**** Entries provided ****

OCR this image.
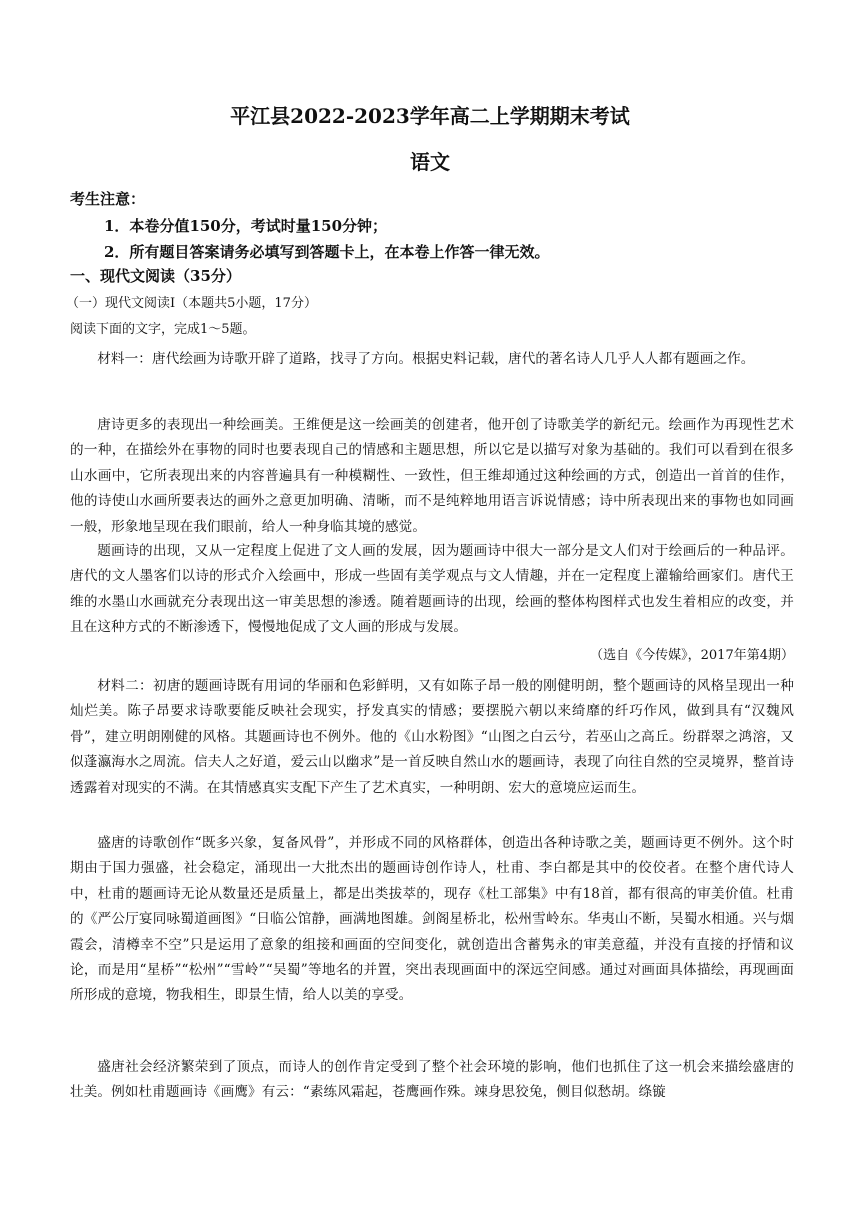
平江县2022-2023学年高二上学期期末考试
语文
考生注意：
1．本卷分值150分，考试时量150分钟；
2．所有题目答案请务必填写到答题卡上，在本卷上作答一律无效。
一、现代文阅读（35分）
（一）现代文阅读Ⅰ（本题共5小题，17分）
阅读下面的文字，完成1～5题。

材料一：唐代绘画为诗歌开辟了道路，找寻了方向。根据史料记载，唐代的著名诗人几乎人人都有题画之作。

唐诗更多的表现出一种绘画美。王维便是这一绘画美的创建者，他开创了诗歌美学的新纪元。绘画作为再现性艺术的一种，在描绘外在事物的同时也要表现自己的情感和主题思想，所以它是以描写对象为基础的。我们可以看到在很多山水画中，它所表现出来的内容普遍具有一种模糊性、一致性，但王维却通过这种绘画的方式，创造出一首首的佳作，他的诗使山水画所要表达的画外之意更加明确、清晰，而不是纯粹地用语言诉说情感；诗中所表现出来的事物也如同画一般，形象地呈现在我们眼前，给人一种身临其境的感觉。

题画诗的出现，又从一定程度上促进了文人画的发展，因为题画诗中很大一部分是文人们对于绘画后的一种品评。唐代的文人墨客们以诗的形式介入绘画中，形成一些固有美学观点与文人情趣，并在一定程度上灌输给画家们。唐代王维的水墨山水画就充分表现出这一审美思想的渗透。随着题画诗的出现，绘画的整体构图样式也发生着相应的改变，并且在这种方式的不断渗透下，慢慢地促成了文人画的形成与发展。

（选自《今传媒》，2017年第4期）

材料二：初唐的题画诗既有用词的华丽和色彩鲜明，又有如陈子昂一般的刚健明朗，整个题画诗的风格呈现出一种灿烂美。陈子昂要求诗歌要能反映社会现实，抒发真实的情感；要摆脱六朝以来绮靡的纤巧作风，做到具有“汉魏风骨”，建立明朗刚健的风格。其题画诗也不例外。他的《山水粉图》“山图之白云兮，若巫山之高丘。纷群翠之鸿溶，又似蓬瀛海水之周流。信夫人之好道，爱云山以幽求”是一首反映自然山水的题画诗，表现了向往自然的空灵境界，整首诗透露着对现实的不满。在其情感真实支配下产生了艺术真实，一种明朗、宏大的意境应运而生。

盛唐的诗歌创作“既多兴象，复备风骨”，并形成不同的风格群体，创造出各种诗歌之美，题画诗更不例外。这个时期由于国力强盛，社会稳定，涌现出一大批杰出的题画诗创作诗人，杜甫、李白都是其中的佼佼者。在整个唐代诗人中，杜甫的题画诗无论从数量还是质量上，都是出类拔萃的，现存《杜工部集》中有18首，都有很高的审美价值。杜甫的《严公厅宴同咏蜀道画图》“日临公馆静，画满地图雄。剑阁星桥北，松州雪岭东。华夷山不断，吴蜀水相通。兴与烟霞会，清樽幸不空”只是运用了意象的组接和画面的空间变化，就创造出含蓄隽永的审美意蕴，并没有直接的抒情和议论，而是用“星桥”“松州”“雪岭”“吴蜀”等地名的并置，突出表现画面中的深远空间感。通过对画面具体描绘，再现画面所形成的意境，物我相生，即景生情，给人以美的享受。

盛唐社会经济繁荣到了顶点，而诗人的创作肯定受到了整个社会环境的影响，他们也抓住了这一机会来描绘盛唐的壮美。例如杜甫题画诗《画鹰》有云：“素练风霜起，苍鹰画作殊。竦身思狡兔，侧目似愁胡。绦镟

****

Copy every entry exactly as written. Pictures are excluded.

OCR this image.
平江县2022-2023学年高二上学期期末考试
语文
考生注意：
1．本卷分值150分，考试时量150分钟；
2．所有题目答案请务必填写到答题卡上，在本卷上作答一律无效。
一、现代文阅读（35分）
（一）现代文阅读Ⅰ（本题共5小题，17分）
阅读下面的文字，完成1～5题。

材料一：唐代绘画为诗歌开辟了道路，找寻了方向。根据史料记载，唐代的著名诗人几乎人人都有题画之作。

唐诗更多的表现出一种绘画美。王维便是这一绘画美的创建者，他开创了诗歌美学的新纪元。绘画作为再现性艺术的一种，在描绘外在事物的同时也要表现自己的情感和主题思想，所以它是以描写对象为基础的。我们可以看到在很多山水画中，它所表现出来的内容普遍具有一种模糊性、一致性，但王维却通过这种绘画的方式，创造出一首首的佳作，他的诗使山水画所要表达的画外之意更加明确、清晰，而不是纯粹地用语言诉说情感；诗中所表现出来的事物也如同画一般，形象地呈现在我们眼前，给人一种身临其境的感觉。

题画诗的出现，又从一定程度上促进了文人画的发展，因为题画诗中很大一部分是文人们对于绘画后的一种品评。唐代的文人墨客们以诗的形式介入绘画中，形成一些固有美学观点与文人情趣，并在一定程度上灌输给画家们。唐代王维的水墨山水画就充分表现出这一审美思想的渗透。随着题画诗的出现，绘画的整体构图样式也发生着相应的改变，并且在这种方式的不断渗透下，慢慢地促成了文人画的形成与发展。

（选自《今传媒》，2017年第4期）

材料二：初唐的题画诗既有用词的华丽和色彩鲜明，又有如陈子昂一般的刚健明朗，整个题画诗的风格呈现出一种灿烂美。陈子昂要求诗歌要能反映社会现实，抒发真实的情感；要摆脱六朝以来绮靡的纤巧作风，做到具有“汉魏风骨”，建立明朗刚健的风格。其题画诗也不例外。他的《山水粉图》“山图之白云兮，若巫山之高丘。纷群翠之鸿溶，又似蓬瀛海水之周流。信夫人之好道，爱云山以幽求”是一首反映自然山水的题画诗，表现了向往自然的空灵境界，整首诗透露着对现实的不满。在其情感真实支配下产生了艺术真实，一种明朗、宏大的意境应运而生。

盛唐的诗歌创作“既多兴象，复备风骨”，并形成不同的风格群体，创造出各种诗歌之美，题画诗更不例外。这个时期由于国力强盛，社会稳定，涌现出一大批杰出的题画诗创作诗人，杜甫、李白都是其中的佼佼者。在整个唐代诗人中，杜甫的题画诗无论从数量还是质量上，都是出类拔萃的，现存《杜工部集》中有18首，都有很高的审美价值。杜甫的《严公厅宴同咏蜀道画图》“日临公馆静，画满地图雄。剑阁星桥北，松州雪岭东。华夷山不断，吴蜀水相通。兴与烟霞会，清樽幸不空”只是运用了意象的组接和画面的空间变化，就创造出含蓄隽永的审美意蕴，并没有直接的抒情和议论，而是用“星桥”“松州”“雪岭”“吴蜀”等地名的并置，突出表现画面中的深远空间感。通过对画面具体描绘，再现画面所形成的意境，物我相生，即景生情，给人以美的享受。

盛唐社会经济繁荣到了顶点，而诗人的创作肯定受到了整个社会环境的影响，他们也抓住了这一机会来描绘盛唐的壮美。例如杜甫题画诗《画鹰》有云：“素练风霜起，苍鹰画作殊。竦身思狡兔，侧目似愁胡。绦镟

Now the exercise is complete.